**The exercise**
Below are some records; give them all again exactly, but not the pictures.

------ Given data

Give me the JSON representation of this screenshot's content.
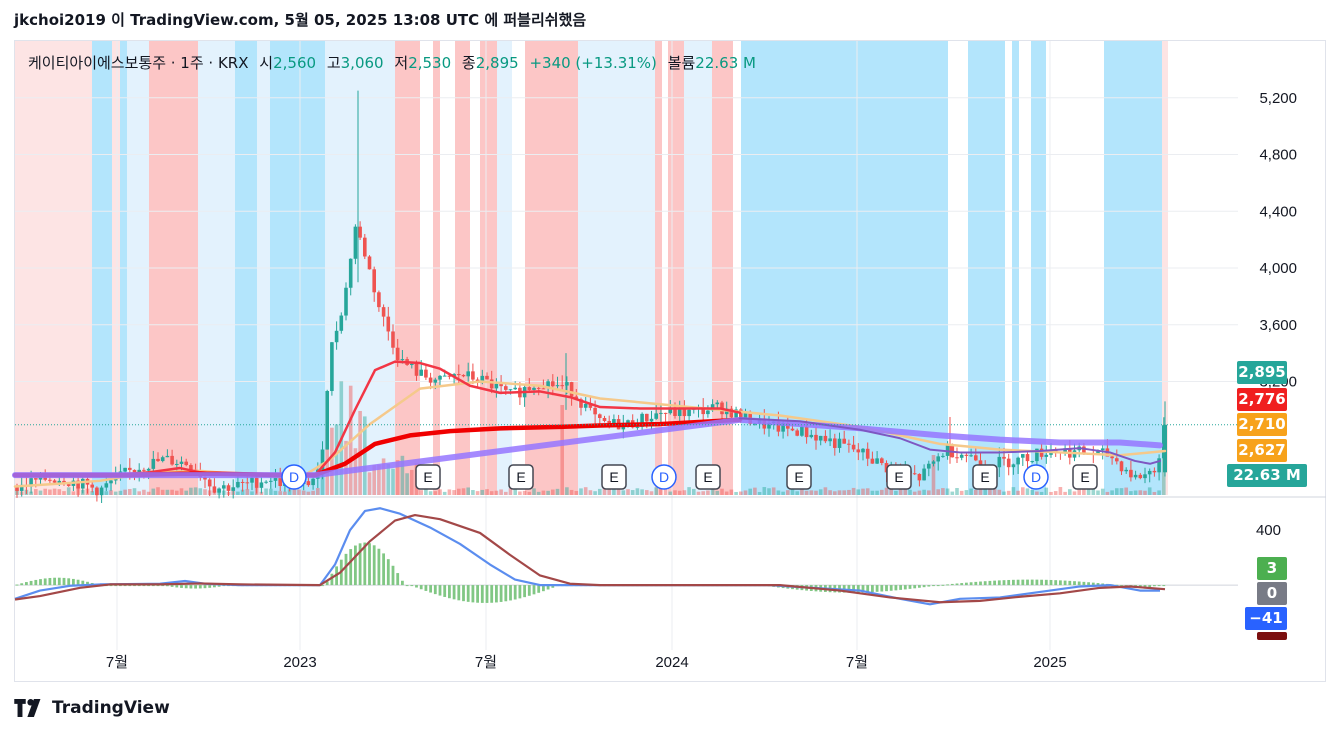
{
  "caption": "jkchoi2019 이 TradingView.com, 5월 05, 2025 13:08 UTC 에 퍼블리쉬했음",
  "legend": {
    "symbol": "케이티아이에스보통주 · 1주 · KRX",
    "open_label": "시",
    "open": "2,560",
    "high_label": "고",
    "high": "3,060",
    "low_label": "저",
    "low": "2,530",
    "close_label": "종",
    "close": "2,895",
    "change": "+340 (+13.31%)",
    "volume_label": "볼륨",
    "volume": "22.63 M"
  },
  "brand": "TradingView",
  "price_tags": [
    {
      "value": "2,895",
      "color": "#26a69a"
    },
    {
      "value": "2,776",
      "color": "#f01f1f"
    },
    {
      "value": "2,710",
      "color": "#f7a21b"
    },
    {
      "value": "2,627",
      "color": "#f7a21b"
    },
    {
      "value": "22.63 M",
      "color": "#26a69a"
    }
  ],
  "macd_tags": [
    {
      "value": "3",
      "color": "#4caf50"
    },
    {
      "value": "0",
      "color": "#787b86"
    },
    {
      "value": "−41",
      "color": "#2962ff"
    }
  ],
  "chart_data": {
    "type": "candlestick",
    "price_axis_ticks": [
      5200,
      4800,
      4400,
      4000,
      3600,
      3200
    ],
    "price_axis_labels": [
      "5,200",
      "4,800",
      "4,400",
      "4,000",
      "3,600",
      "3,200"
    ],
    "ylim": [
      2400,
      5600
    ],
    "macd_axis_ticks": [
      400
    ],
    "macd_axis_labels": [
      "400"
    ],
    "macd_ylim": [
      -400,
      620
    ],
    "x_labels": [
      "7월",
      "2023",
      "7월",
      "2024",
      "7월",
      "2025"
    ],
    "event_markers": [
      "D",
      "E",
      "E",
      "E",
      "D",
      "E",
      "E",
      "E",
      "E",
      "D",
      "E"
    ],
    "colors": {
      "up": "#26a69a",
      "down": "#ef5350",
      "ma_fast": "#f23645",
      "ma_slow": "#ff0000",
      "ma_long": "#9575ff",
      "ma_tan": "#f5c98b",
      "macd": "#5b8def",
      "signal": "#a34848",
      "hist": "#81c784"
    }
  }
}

------------

**Written answer**
Give me the JSON representation of this screenshot's content.
{
  "caption": "jkchoi2019 이 TradingView.com, 5월 05, 2025 13:08 UTC 에 퍼블리쉬했음",
  "legend": {
    "symbol": "케이티아이에스보통주 · 1주 · KRX",
    "open_label": "시",
    "open": "2,560",
    "high_label": "고",
    "high": "3,060",
    "low_label": "저",
    "low": "2,530",
    "close_label": "종",
    "close": "2,895",
    "change": "+340 (+13.31%)",
    "volume_label": "볼륨",
    "volume": "22.63 M"
  },
  "brand": "TradingView",
  "price_tags": [
    {
      "value": "2,895",
      "color": "#26a69a"
    },
    {
      "value": "2,776",
      "color": "#f01f1f"
    },
    {
      "value": "2,710",
      "color": "#f7a21b"
    },
    {
      "value": "2,627",
      "color": "#f7a21b"
    },
    {
      "value": "22.63 M",
      "color": "#26a69a"
    }
  ],
  "macd_tags": [
    {
      "value": "3",
      "color": "#4caf50"
    },
    {
      "value": "0",
      "color": "#787b86"
    },
    {
      "value": "−41",
      "color": "#2962ff"
    }
  ],
  "chart_data": {
    "type": "candlestick",
    "price_axis_ticks": [
      5200,
      4800,
      4400,
      4000,
      3600,
      3200
    ],
    "price_axis_labels": [
      "5,200",
      "4,800",
      "4,400",
      "4,000",
      "3,600",
      "3,200"
    ],
    "ylim": [
      2400,
      5600
    ],
    "macd_axis_ticks": [
      400
    ],
    "macd_axis_labels": [
      "400"
    ],
    "macd_ylim": [
      -400,
      620
    ],
    "x_labels": [
      "7월",
      "2023",
      "7월",
      "2024",
      "7월",
      "2025"
    ],
    "event_markers": [
      "D",
      "E",
      "E",
      "E",
      "D",
      "E",
      "E",
      "E",
      "E",
      "D",
      "E"
    ],
    "colors": {
      "up": "#26a69a",
      "down": "#ef5350",
      "ma_fast": "#f23645",
      "ma_slow": "#ff0000",
      "ma_long": "#9575ff",
      "ma_tan": "#f5c98b",
      "macd": "#5b8def",
      "signal": "#a34848",
      "hist": "#81c784"
    }
  }
}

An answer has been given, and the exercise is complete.